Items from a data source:
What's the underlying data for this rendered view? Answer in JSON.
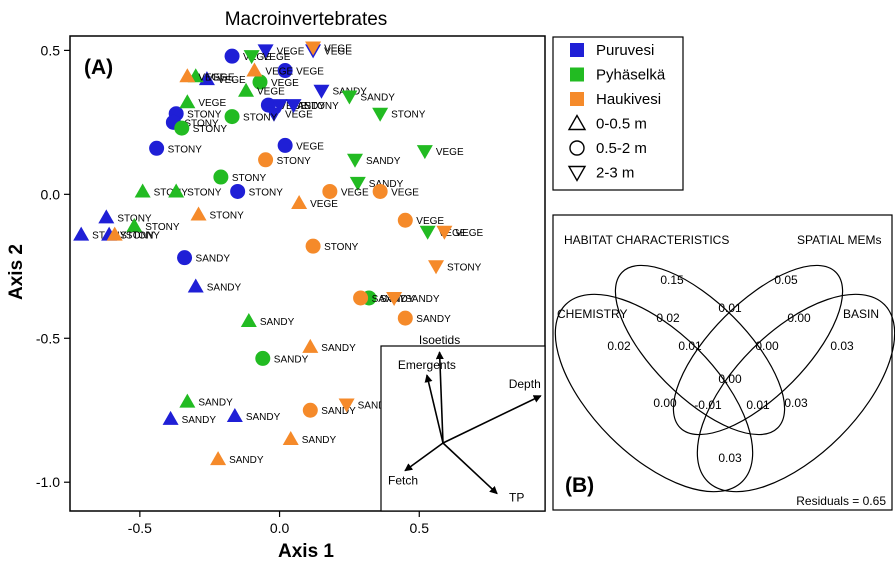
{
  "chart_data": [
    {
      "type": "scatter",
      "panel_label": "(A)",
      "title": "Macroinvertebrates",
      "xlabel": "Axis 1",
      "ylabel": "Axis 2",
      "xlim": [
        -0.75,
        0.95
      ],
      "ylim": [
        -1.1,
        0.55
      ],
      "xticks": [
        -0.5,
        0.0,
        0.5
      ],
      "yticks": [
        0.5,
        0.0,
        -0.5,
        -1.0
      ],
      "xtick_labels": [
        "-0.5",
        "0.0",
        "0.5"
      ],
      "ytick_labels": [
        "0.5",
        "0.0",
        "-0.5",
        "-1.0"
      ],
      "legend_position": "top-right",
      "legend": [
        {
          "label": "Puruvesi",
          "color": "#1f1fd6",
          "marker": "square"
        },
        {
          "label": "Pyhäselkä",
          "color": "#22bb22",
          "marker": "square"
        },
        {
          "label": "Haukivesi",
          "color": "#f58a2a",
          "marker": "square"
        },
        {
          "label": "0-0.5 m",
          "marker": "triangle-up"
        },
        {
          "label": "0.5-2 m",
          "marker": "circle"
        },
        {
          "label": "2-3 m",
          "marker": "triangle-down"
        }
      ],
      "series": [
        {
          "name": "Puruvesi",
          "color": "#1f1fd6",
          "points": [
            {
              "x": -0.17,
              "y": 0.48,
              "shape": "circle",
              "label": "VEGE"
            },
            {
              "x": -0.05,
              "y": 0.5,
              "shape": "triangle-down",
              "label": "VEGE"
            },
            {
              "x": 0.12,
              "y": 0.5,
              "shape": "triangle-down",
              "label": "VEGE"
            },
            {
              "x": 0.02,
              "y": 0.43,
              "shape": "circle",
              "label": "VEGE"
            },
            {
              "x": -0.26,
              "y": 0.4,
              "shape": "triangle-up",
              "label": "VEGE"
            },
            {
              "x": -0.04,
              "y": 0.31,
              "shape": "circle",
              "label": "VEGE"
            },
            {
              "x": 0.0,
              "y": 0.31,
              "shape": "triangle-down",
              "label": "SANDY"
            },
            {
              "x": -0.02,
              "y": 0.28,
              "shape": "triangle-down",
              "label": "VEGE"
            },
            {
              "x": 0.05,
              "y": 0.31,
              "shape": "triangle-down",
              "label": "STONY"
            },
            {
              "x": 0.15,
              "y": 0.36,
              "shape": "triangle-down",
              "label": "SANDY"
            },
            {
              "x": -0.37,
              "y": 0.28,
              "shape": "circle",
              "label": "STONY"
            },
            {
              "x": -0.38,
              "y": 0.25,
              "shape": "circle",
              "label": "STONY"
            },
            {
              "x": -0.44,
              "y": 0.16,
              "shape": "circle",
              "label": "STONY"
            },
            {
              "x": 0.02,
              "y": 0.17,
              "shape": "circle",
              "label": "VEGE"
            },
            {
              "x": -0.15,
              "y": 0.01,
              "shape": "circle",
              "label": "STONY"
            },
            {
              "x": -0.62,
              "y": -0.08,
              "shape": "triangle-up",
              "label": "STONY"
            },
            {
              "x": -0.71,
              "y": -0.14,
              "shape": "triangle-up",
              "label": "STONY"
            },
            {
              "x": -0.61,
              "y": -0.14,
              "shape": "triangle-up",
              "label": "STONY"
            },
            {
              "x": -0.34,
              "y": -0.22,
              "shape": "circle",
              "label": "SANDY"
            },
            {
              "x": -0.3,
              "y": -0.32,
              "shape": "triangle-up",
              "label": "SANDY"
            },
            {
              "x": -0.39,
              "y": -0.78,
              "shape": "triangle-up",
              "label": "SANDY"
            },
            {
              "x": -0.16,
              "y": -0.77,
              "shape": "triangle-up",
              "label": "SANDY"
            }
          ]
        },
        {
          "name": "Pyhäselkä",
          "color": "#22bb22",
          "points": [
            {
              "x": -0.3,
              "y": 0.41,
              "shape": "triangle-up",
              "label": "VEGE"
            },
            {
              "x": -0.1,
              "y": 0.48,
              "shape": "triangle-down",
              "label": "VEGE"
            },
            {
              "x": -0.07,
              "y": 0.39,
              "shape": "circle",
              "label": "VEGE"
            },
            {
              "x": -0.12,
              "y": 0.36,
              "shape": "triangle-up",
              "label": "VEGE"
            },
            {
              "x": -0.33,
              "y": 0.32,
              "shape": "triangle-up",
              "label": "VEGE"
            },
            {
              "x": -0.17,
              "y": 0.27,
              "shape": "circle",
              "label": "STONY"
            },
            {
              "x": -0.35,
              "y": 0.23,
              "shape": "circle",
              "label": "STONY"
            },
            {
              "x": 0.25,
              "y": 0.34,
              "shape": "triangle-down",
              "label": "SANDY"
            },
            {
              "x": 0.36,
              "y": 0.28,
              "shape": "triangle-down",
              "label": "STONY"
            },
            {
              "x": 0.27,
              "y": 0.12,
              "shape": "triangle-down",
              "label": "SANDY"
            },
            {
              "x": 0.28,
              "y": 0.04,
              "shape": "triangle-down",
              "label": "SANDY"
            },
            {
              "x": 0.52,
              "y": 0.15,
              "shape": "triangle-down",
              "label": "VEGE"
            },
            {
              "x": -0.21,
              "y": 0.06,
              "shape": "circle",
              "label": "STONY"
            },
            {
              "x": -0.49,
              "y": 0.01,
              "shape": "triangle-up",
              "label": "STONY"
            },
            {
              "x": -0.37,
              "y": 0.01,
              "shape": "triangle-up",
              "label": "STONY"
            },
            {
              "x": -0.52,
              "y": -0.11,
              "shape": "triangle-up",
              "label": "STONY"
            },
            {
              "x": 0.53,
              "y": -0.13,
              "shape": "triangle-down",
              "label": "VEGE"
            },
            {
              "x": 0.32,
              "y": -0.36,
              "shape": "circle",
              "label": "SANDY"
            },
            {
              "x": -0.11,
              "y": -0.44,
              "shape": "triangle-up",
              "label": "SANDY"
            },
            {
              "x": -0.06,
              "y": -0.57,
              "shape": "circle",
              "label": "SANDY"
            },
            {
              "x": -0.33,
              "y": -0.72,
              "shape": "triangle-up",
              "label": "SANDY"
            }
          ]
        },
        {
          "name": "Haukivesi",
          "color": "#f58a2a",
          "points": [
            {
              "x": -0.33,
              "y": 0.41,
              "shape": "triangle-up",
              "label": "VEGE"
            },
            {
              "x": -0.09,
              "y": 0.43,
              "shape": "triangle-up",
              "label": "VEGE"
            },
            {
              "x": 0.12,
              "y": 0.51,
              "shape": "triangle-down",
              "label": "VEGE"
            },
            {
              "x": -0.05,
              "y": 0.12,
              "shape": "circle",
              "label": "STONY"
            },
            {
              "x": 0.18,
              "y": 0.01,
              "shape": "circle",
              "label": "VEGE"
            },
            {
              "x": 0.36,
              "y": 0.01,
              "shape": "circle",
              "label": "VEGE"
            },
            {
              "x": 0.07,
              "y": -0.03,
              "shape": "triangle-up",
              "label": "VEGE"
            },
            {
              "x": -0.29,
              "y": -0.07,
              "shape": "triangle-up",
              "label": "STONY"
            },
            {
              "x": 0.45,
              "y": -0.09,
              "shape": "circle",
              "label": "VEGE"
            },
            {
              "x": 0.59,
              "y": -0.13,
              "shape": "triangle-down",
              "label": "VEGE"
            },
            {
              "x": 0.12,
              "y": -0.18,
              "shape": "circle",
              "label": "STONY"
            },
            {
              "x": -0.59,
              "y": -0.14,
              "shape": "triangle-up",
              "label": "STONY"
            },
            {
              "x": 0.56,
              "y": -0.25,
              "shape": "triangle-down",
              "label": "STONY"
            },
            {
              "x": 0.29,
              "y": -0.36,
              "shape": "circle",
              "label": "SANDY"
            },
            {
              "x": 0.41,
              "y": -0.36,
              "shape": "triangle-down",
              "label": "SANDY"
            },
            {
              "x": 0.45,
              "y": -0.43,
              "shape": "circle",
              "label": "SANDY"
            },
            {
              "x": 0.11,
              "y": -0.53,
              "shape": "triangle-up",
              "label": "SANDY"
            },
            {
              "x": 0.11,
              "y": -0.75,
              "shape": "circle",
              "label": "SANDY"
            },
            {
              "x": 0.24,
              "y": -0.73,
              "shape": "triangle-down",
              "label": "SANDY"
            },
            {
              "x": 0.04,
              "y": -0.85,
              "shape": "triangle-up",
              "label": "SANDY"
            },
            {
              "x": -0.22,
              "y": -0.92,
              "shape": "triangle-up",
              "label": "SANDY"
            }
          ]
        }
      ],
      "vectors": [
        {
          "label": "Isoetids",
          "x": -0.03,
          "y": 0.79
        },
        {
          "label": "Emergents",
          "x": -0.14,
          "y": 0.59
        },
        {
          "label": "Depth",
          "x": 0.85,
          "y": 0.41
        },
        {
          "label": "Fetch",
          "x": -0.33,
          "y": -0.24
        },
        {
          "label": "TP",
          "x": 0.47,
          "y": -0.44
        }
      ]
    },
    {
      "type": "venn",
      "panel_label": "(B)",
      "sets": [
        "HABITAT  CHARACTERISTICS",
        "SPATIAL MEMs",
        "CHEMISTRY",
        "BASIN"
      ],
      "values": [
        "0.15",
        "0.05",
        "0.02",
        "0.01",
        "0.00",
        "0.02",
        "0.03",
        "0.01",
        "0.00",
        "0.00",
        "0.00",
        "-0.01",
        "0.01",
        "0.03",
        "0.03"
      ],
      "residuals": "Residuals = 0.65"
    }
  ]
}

▶ [Stated exercise] Return each line where "name" shows up.

▶ [Full output]
          "name": "Puruvesi",
          "name": "Pyhäselkä",
          "name": "Haukivesi",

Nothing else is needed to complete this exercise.